▸ **DATA SUPPLIED**:
>>>

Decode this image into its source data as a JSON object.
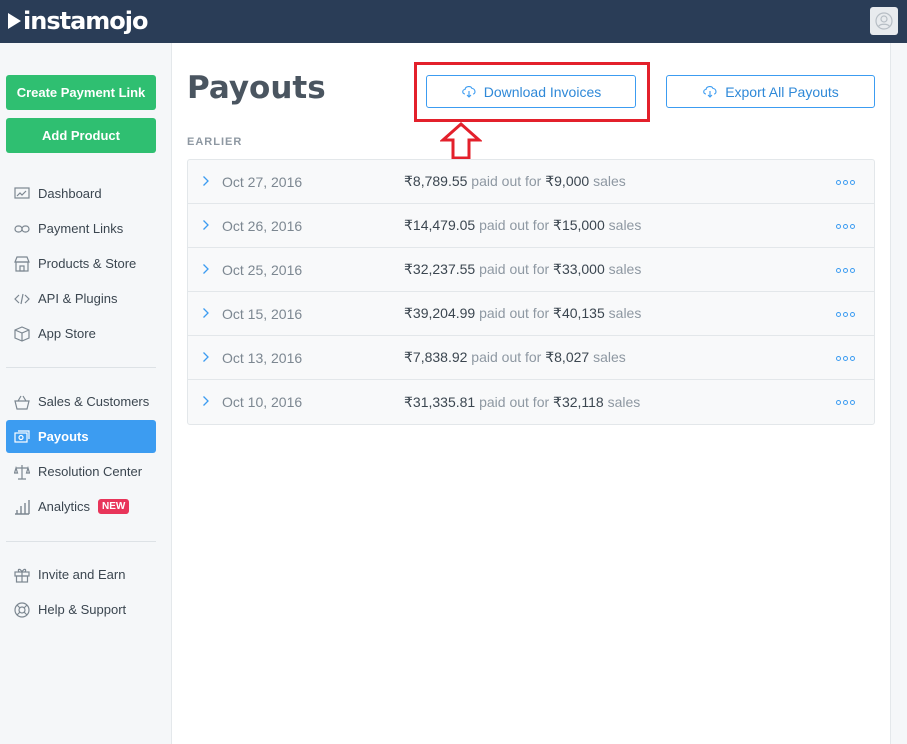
{
  "brand": {
    "name": "instamojo"
  },
  "sidebar": {
    "primary_buttons": [
      {
        "label": "Create Payment Link"
      },
      {
        "label": "Add Product"
      }
    ],
    "groups": [
      [
        {
          "label": "Dashboard",
          "icon": "dashboard-icon"
        },
        {
          "label": "Payment Links",
          "icon": "link-icon"
        },
        {
          "label": "Products & Store",
          "icon": "store-icon"
        },
        {
          "label": "API & Plugins",
          "icon": "code-icon"
        },
        {
          "label": "App Store",
          "icon": "box-icon"
        }
      ],
      [
        {
          "label": "Sales & Customers",
          "icon": "basket-icon"
        },
        {
          "label": "Payouts",
          "icon": "payouts-icon",
          "active": true
        },
        {
          "label": "Resolution Center",
          "icon": "scale-icon"
        },
        {
          "label": "Analytics",
          "icon": "analytics-icon",
          "badge": "NEW"
        }
      ],
      [
        {
          "label": "Invite and Earn",
          "icon": "gift-icon"
        },
        {
          "label": "Help & Support",
          "icon": "lifebuoy-icon"
        }
      ]
    ]
  },
  "main": {
    "title": "Payouts",
    "download_button": "Download Invoices",
    "export_button": "Export All Payouts",
    "section_label": "EARLIER",
    "payouts": [
      {
        "date": "Oct 27, 2016",
        "paid": "₹8,789.55",
        "mid": " paid out for ",
        "sales": "₹9,000",
        "suffix": " sales"
      },
      {
        "date": "Oct 26, 2016",
        "paid": "₹14,479.05",
        "mid": " paid out for ",
        "sales": "₹15,000",
        "suffix": " sales"
      },
      {
        "date": "Oct 25, 2016",
        "paid": "₹32,237.55",
        "mid": " paid out for ",
        "sales": "₹33,000",
        "suffix": " sales"
      },
      {
        "date": "Oct 15, 2016",
        "paid": "₹39,204.99",
        "mid": " paid out for ",
        "sales": "₹40,135",
        "suffix": " sales"
      },
      {
        "date": "Oct 13, 2016",
        "paid": "₹7,838.92",
        "mid": " paid out for ",
        "sales": "₹8,027",
        "suffix": " sales"
      },
      {
        "date": "Oct 10, 2016",
        "paid": "₹31,335.81",
        "mid": " paid out for ",
        "sales": "₹32,118",
        "suffix": " sales"
      }
    ]
  },
  "colors": {
    "topbar": "#2a3d57",
    "green": "#2fbf71",
    "accent": "#3c9cf1",
    "highlight": "#e3202b",
    "badge": "#e8355a"
  }
}
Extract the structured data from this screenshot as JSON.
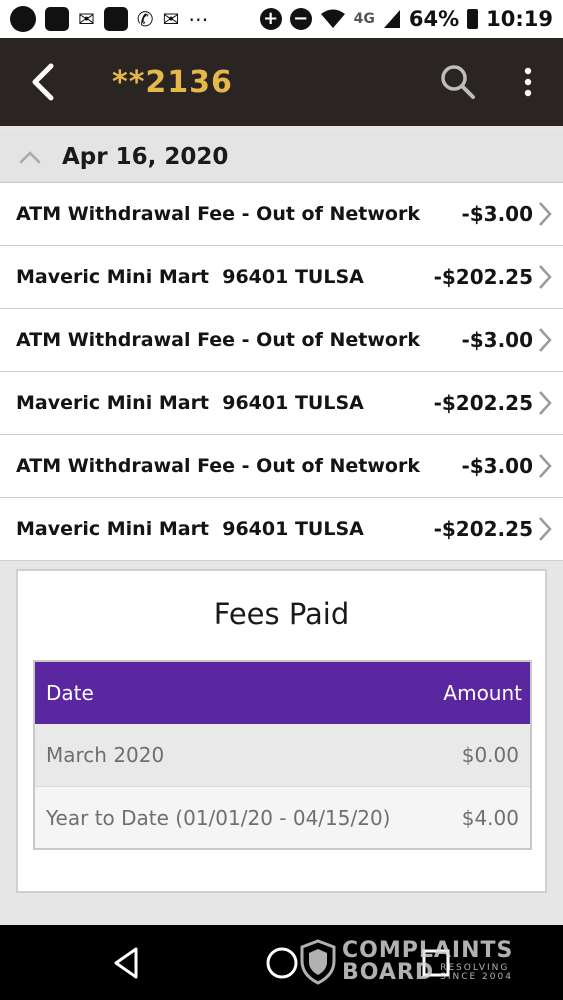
{
  "status_bar": {
    "network": "4G",
    "battery": "64%",
    "time": "10:19"
  },
  "app_bar": {
    "title": "**2136"
  },
  "section": {
    "date": "Apr 16, 2020"
  },
  "transactions": [
    {
      "description": "ATM Withdrawal Fee - Out of Network",
      "amount": "-$3.00"
    },
    {
      "description": "Maveric Mini Mart  96401 TULSA",
      "amount": "-$202.25"
    },
    {
      "description": "ATM Withdrawal Fee - Out of Network",
      "amount": "-$3.00"
    },
    {
      "description": "Maveric Mini Mart  96401 TULSA",
      "amount": "-$202.25"
    },
    {
      "description": "ATM Withdrawal Fee - Out of Network",
      "amount": "-$3.00"
    },
    {
      "description": "Maveric Mini Mart  96401 TULSA",
      "amount": "-$202.25"
    }
  ],
  "fees": {
    "title": "Fees Paid",
    "header_date": "Date",
    "header_amount": "Amount",
    "rows": [
      {
        "label": "March 2020",
        "amount": "$0.00"
      },
      {
        "label": "Year to Date (01/01/20 - 04/15/20)",
        "amount": "$4.00"
      }
    ]
  },
  "watermark": {
    "line1": "COMPLAINTS",
    "line2": "BOARD",
    "small1": "RESOLVING",
    "small2": "SINCE 2004"
  },
  "colors": {
    "app_bar": "#2a2522",
    "title_accent": "#e6b84a",
    "fees_header": "#5b27a0"
  }
}
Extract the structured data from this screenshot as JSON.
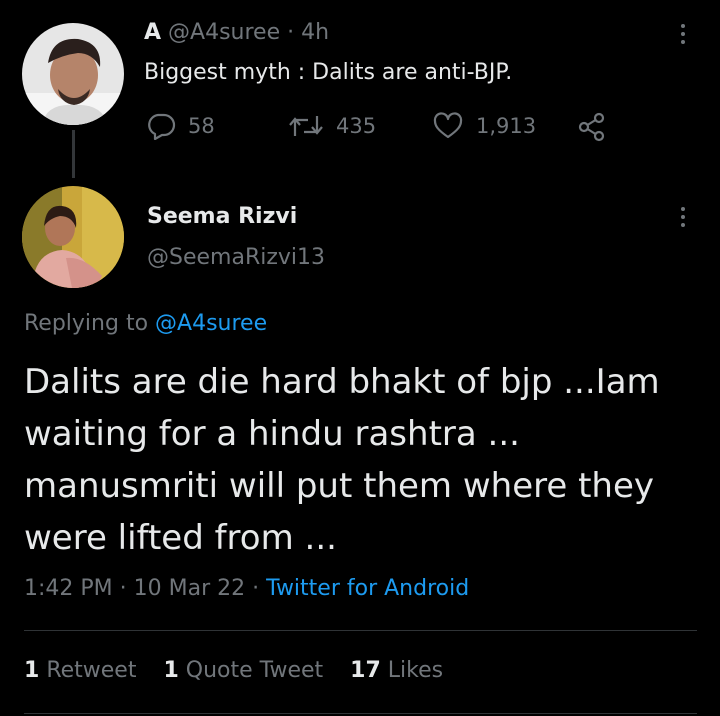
{
  "parent_tweet": {
    "author_name": "A",
    "author_handle": "@A4suree",
    "separator": "·",
    "time_ago": "4h",
    "text": "Biggest myth : Dalits are anti-BJP.",
    "replies": "58",
    "retweets": "435",
    "likes": "1,913",
    "icons": [
      "reply-icon",
      "retweet-icon",
      "like-icon",
      "share-icon",
      "more-icon"
    ]
  },
  "main_tweet": {
    "author_name": "Seema Rizvi",
    "author_handle": "@SeemaRizvi13",
    "replying_prefix": "Replying to",
    "replying_to": "@A4suree",
    "text_lines": [
      "Dalits are die hard bhakt of bjp ...Iam",
      "waiting for a hindu rashtra ...",
      "manusmriti will put them where they",
      "were lifted from ..."
    ],
    "time": "1:42 PM",
    "date": "10 Mar 22",
    "separator": "·",
    "source": "Twitter for Android",
    "stats": {
      "retweets_count": "1",
      "retweets_label": "Retweet",
      "quotes_count": "1",
      "quotes_label": "Quote Tweet",
      "likes_count": "17",
      "likes_label": "Likes"
    }
  },
  "colors": {
    "background": "#000000",
    "text": "#e7e9ea",
    "muted": "#71767b",
    "link": "#1d9bf0",
    "divider": "#2f3336"
  }
}
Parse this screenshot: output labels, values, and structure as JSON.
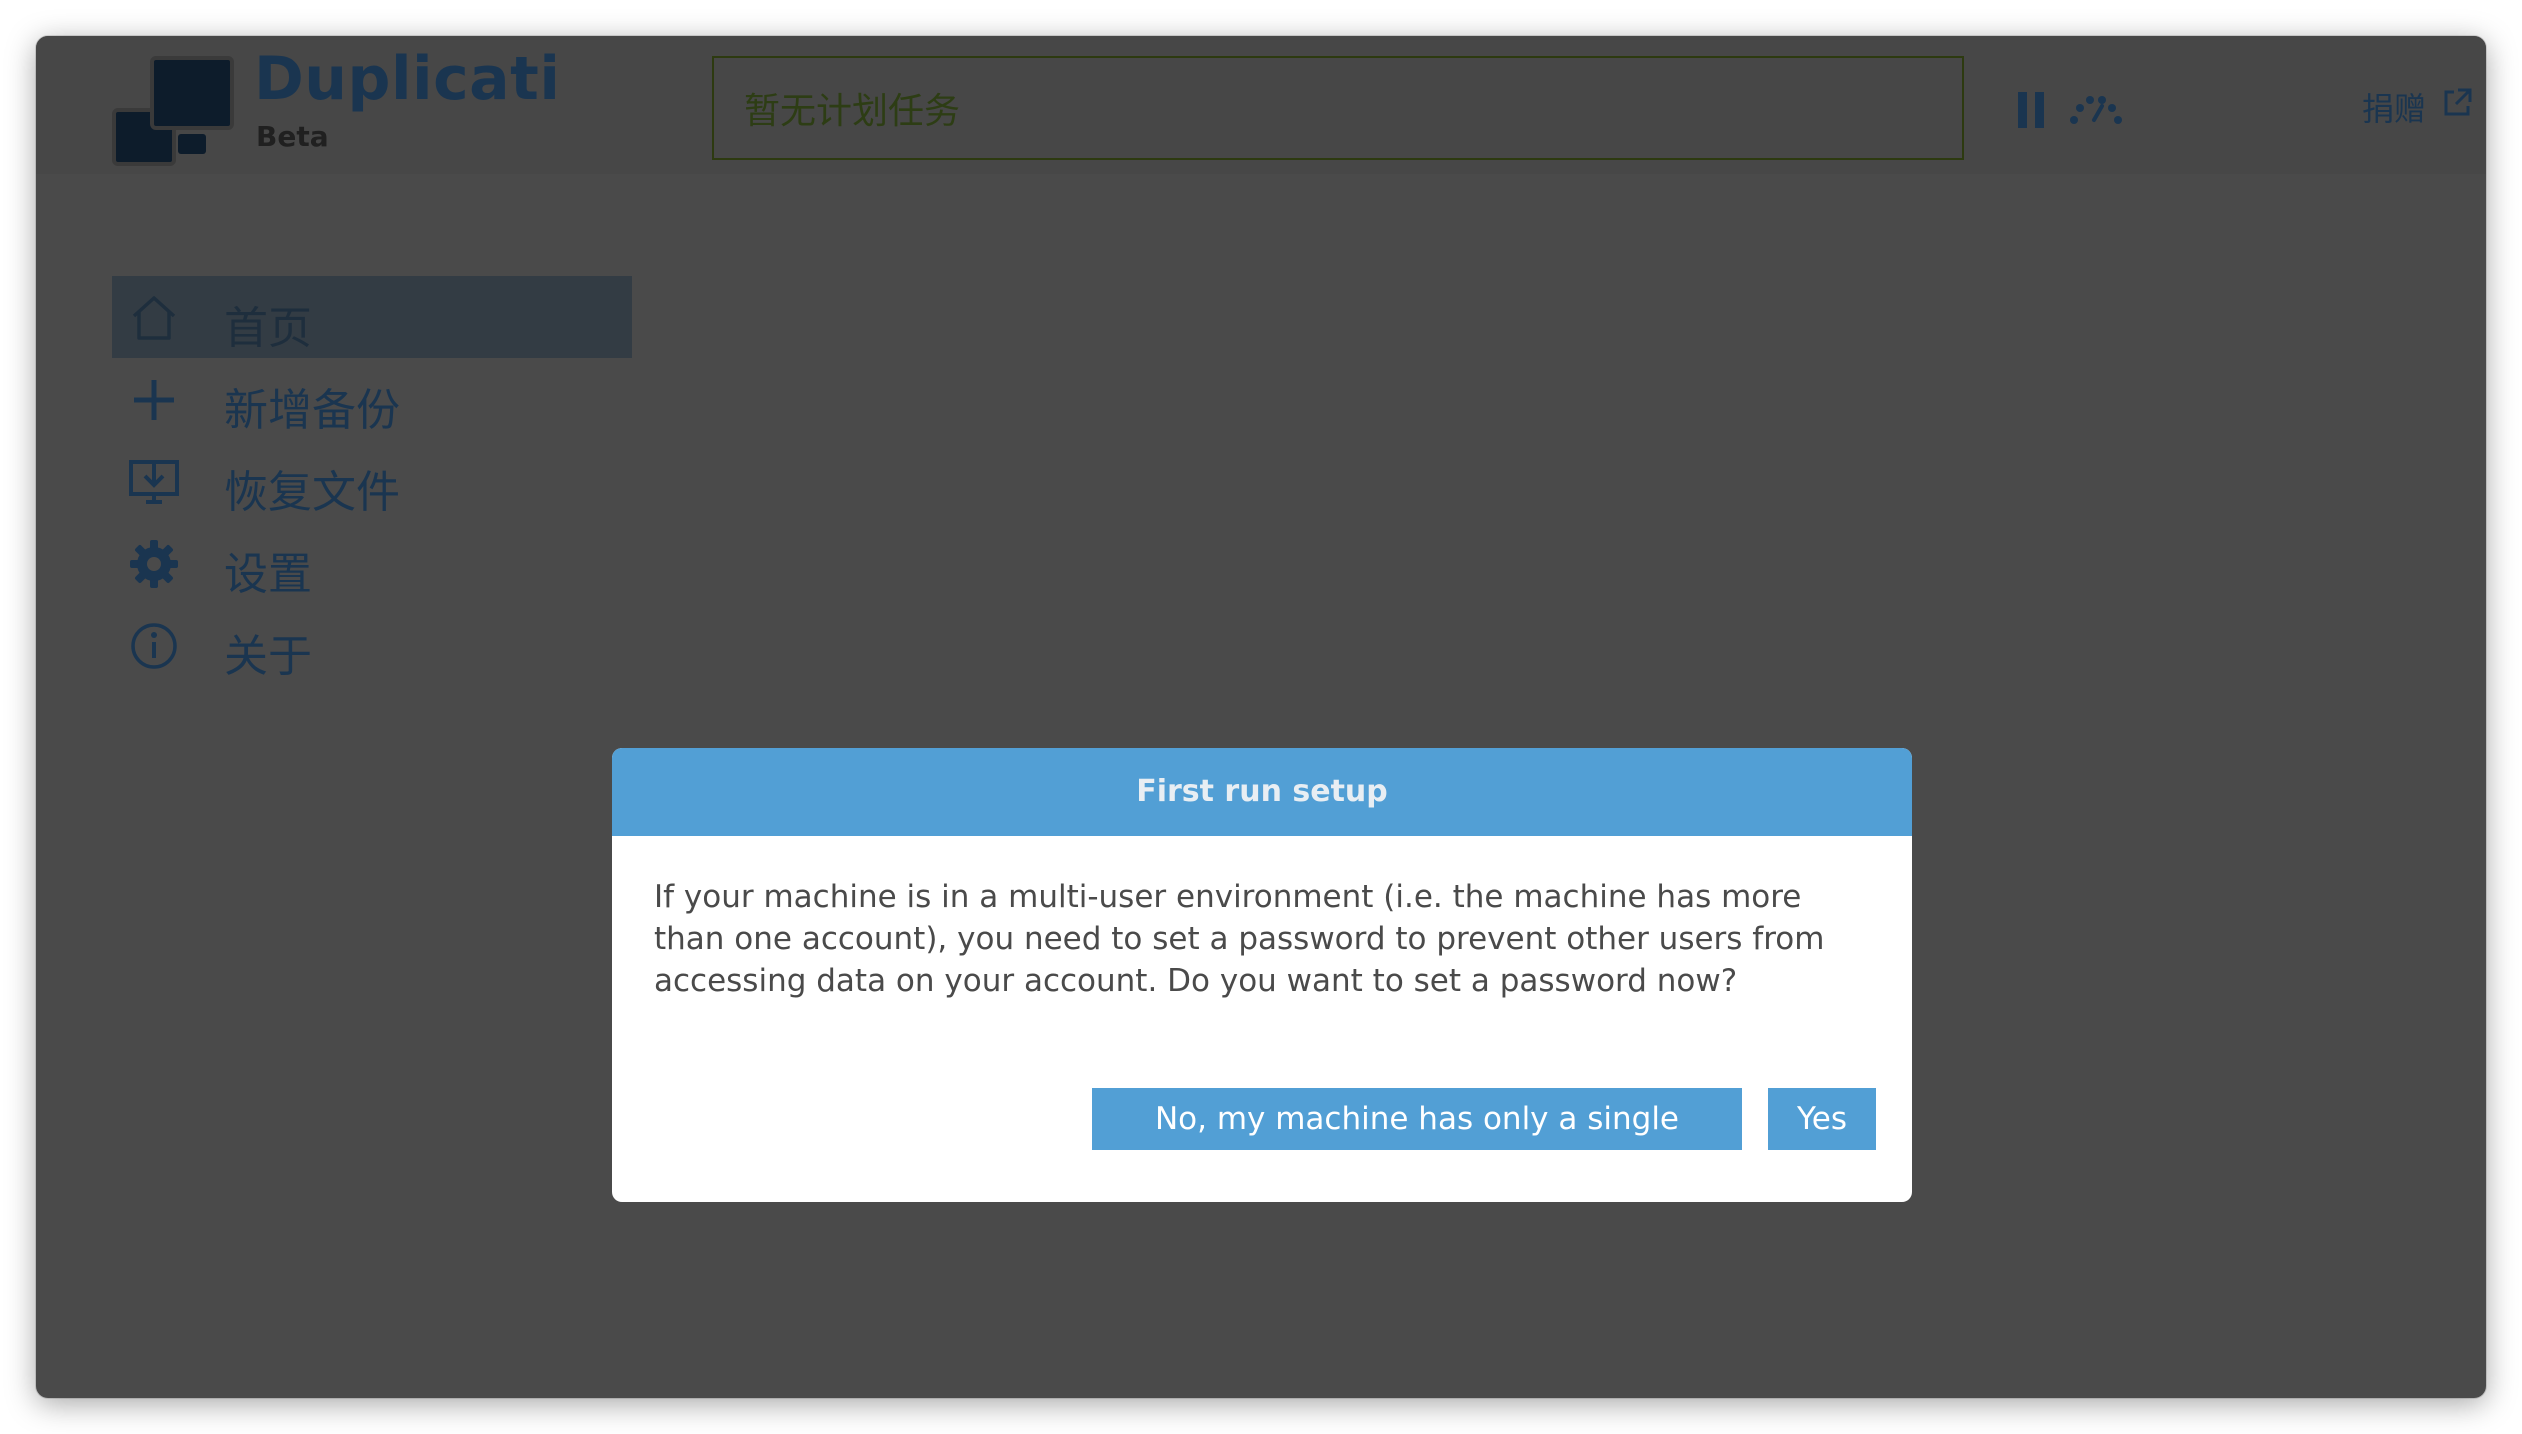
{
  "header": {
    "brand_name": "Duplicati",
    "brand_tag": "Beta",
    "status_text": "暂无计划任务",
    "donate_label": "捐赠"
  },
  "sidebar": {
    "items": [
      {
        "label": "首页",
        "icon": "home-icon",
        "active": true
      },
      {
        "label": "新增备份",
        "icon": "plus-icon",
        "active": false
      },
      {
        "label": "恢复文件",
        "icon": "restore-icon",
        "active": false
      },
      {
        "label": "设置",
        "icon": "gear-icon",
        "active": false
      },
      {
        "label": "关于",
        "icon": "info-icon",
        "active": false
      }
    ]
  },
  "dialog": {
    "title": "First run setup",
    "message": "If your machine is in a multi-user environment (i.e. the machine has more than one account), you need to set a password to prevent other users from accessing data on your account. Do you want to set a password now?",
    "no_label": "No, my machine has only a single account",
    "yes_label": "Yes"
  },
  "colors": {
    "accent": "#529fd5",
    "overlay_background": "#4a4a4a",
    "brand_dark": "#1a3550",
    "active_nav_background": "#333c44"
  }
}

<<<

▸ **YOUR OBJECTIVE**:
Copy out all the data without changing anything, and drop the pictures.

▸ **RESPONSE**:
Decode this image into its source data as a JSON object.
{
  "brand": {
    "name": "instamojo"
  },
  "sidebar": {
    "primary_buttons": [
      {
        "label": "Create Payment Link"
      },
      {
        "label": "Add Product"
      }
    ],
    "groups": [
      [
        {
          "label": "Dashboard",
          "icon": "dashboard-icon"
        },
        {
          "label": "Payment Links",
          "icon": "link-icon"
        },
        {
          "label": "Products & Store",
          "icon": "store-icon"
        },
        {
          "label": "API & Plugins",
          "icon": "code-icon"
        },
        {
          "label": "App Store",
          "icon": "box-icon"
        }
      ],
      [
        {
          "label": "Sales & Customers",
          "icon": "basket-icon"
        },
        {
          "label": "Payouts",
          "icon": "payouts-icon",
          "active": true
        },
        {
          "label": "Resolution Center",
          "icon": "scale-icon"
        },
        {
          "label": "Analytics",
          "icon": "analytics-icon",
          "badge": "NEW"
        }
      ],
      [
        {
          "label": "Invite and Earn",
          "icon": "gift-icon"
        },
        {
          "label": "Help & Support",
          "icon": "lifebuoy-icon"
        }
      ]
    ]
  },
  "main": {
    "title": "Payouts",
    "download_button": "Download Invoices",
    "export_button": "Export All Payouts",
    "section_label": "EARLIER",
    "payouts": [
      {
        "date": "Oct 27, 2016",
        "paid": "₹8,789.55",
        "mid": " paid out for ",
        "sales": "₹9,000",
        "suffix": " sales"
      },
      {
        "date": "Oct 26, 2016",
        "paid": "₹14,479.05",
        "mid": " paid out for ",
        "sales": "₹15,000",
        "suffix": " sales"
      },
      {
        "date": "Oct 25, 2016",
        "paid": "₹32,237.55",
        "mid": " paid out for ",
        "sales": "₹33,000",
        "suffix": " sales"
      },
      {
        "date": "Oct 15, 2016",
        "paid": "₹39,204.99",
        "mid": " paid out for ",
        "sales": "₹40,135",
        "suffix": " sales"
      },
      {
        "date": "Oct 13, 2016",
        "paid": "₹7,838.92",
        "mid": " paid out for ",
        "sales": "₹8,027",
        "suffix": " sales"
      },
      {
        "date": "Oct 10, 2016",
        "paid": "₹31,335.81",
        "mid": " paid out for ",
        "sales": "₹32,118",
        "suffix": " sales"
      }
    ]
  },
  "colors": {
    "topbar": "#2a3d57",
    "green": "#2fbf71",
    "accent": "#3c9cf1",
    "highlight": "#e3202b",
    "badge": "#e8355a"
  }
}
Extract the structured data from this screenshot as JSON.
{
  "status_bar": {
    "network": "4G",
    "battery": "64%",
    "time": "10:19"
  },
  "app_bar": {
    "title": "**2136"
  },
  "section": {
    "date": "Apr 16, 2020"
  },
  "transactions": [
    {
      "description": "ATM Withdrawal Fee - Out of Network",
      "amount": "-$3.00"
    },
    {
      "description": "Maveric Mini Mart  96401 TULSA",
      "amount": "-$202.25"
    },
    {
      "description": "ATM Withdrawal Fee - Out of Network",
      "amount": "-$3.00"
    },
    {
      "description": "Maveric Mini Mart  96401 TULSA",
      "amount": "-$202.25"
    },
    {
      "description": "ATM Withdrawal Fee - Out of Network",
      "amount": "-$3.00"
    },
    {
      "description": "Maveric Mini Mart  96401 TULSA",
      "amount": "-$202.25"
    }
  ],
  "fees": {
    "title": "Fees Paid",
    "header_date": "Date",
    "header_amount": "Amount",
    "rows": [
      {
        "label": "March 2020",
        "amount": "$0.00"
      },
      {
        "label": "Year to Date (01/01/20 - 04/15/20)",
        "amount": "$4.00"
      }
    ]
  },
  "watermark": {
    "line1": "COMPLAINTS",
    "line2": "BOARD",
    "small1": "RESOLVING",
    "small2": "SINCE 2004"
  },
  "colors": {
    "app_bar": "#2a2522",
    "title_accent": "#e6b84a",
    "fees_header": "#5b27a0"
  }
}
Extract the structured data from this screenshot as JSON.
{
  "parent_tweet": {
    "author_name": "A",
    "author_handle": "@A4suree",
    "separator": "·",
    "time_ago": "4h",
    "text": "Biggest myth : Dalits are anti-BJP.",
    "replies": "58",
    "retweets": "435",
    "likes": "1,913",
    "icons": [
      "reply-icon",
      "retweet-icon",
      "like-icon",
      "share-icon",
      "more-icon"
    ]
  },
  "main_tweet": {
    "author_name": "Seema Rizvi",
    "author_handle": "@SeemaRizvi13",
    "replying_prefix": "Replying to",
    "replying_to": "@A4suree",
    "text_lines": [
      "Dalits are die hard bhakt of bjp ...Iam",
      "waiting for a hindu rashtra ...",
      "manusmriti will put them where they",
      "were lifted from ..."
    ],
    "time": "1:42 PM",
    "date": "10 Mar 22",
    "separator": "·",
    "source": "Twitter for Android",
    "stats": {
      "retweets_count": "1",
      "retweets_label": "Retweet",
      "quotes_count": "1",
      "quotes_label": "Quote Tweet",
      "likes_count": "17",
      "likes_label": "Likes"
    }
  },
  "colors": {
    "background": "#000000",
    "text": "#e7e9ea",
    "muted": "#71767b",
    "link": "#1d9bf0",
    "divider": "#2f3336"
  }
}
Parse this screenshot: output labels, values, and structure as JSON.
{
  "header": {
    "brand_name": "Duplicati",
    "brand_tag": "Beta",
    "status_text": "暂无计划任务",
    "donate_label": "捐赠"
  },
  "sidebar": {
    "items": [
      {
        "label": "首页",
        "icon": "home-icon",
        "active": true
      },
      {
        "label": "新增备份",
        "icon": "plus-icon",
        "active": false
      },
      {
        "label": "恢复文件",
        "icon": "restore-icon",
        "active": false
      },
      {
        "label": "设置",
        "icon": "gear-icon",
        "active": false
      },
      {
        "label": "关于",
        "icon": "info-icon",
        "active": false
      }
    ]
  },
  "dialog": {
    "title": "First run setup",
    "message": "If your machine is in a multi-user environment (i.e. the machine has more than one account), you need to set a password to prevent other users from accessing data on your account. Do you want to set a password now?",
    "no_label": "No, my machine has only a single account",
    "yes_label": "Yes"
  },
  "colors": {
    "accent": "#529fd5",
    "overlay_background": "#4a4a4a",
    "brand_dark": "#1a3550",
    "active_nav_background": "#333c44"
  }
}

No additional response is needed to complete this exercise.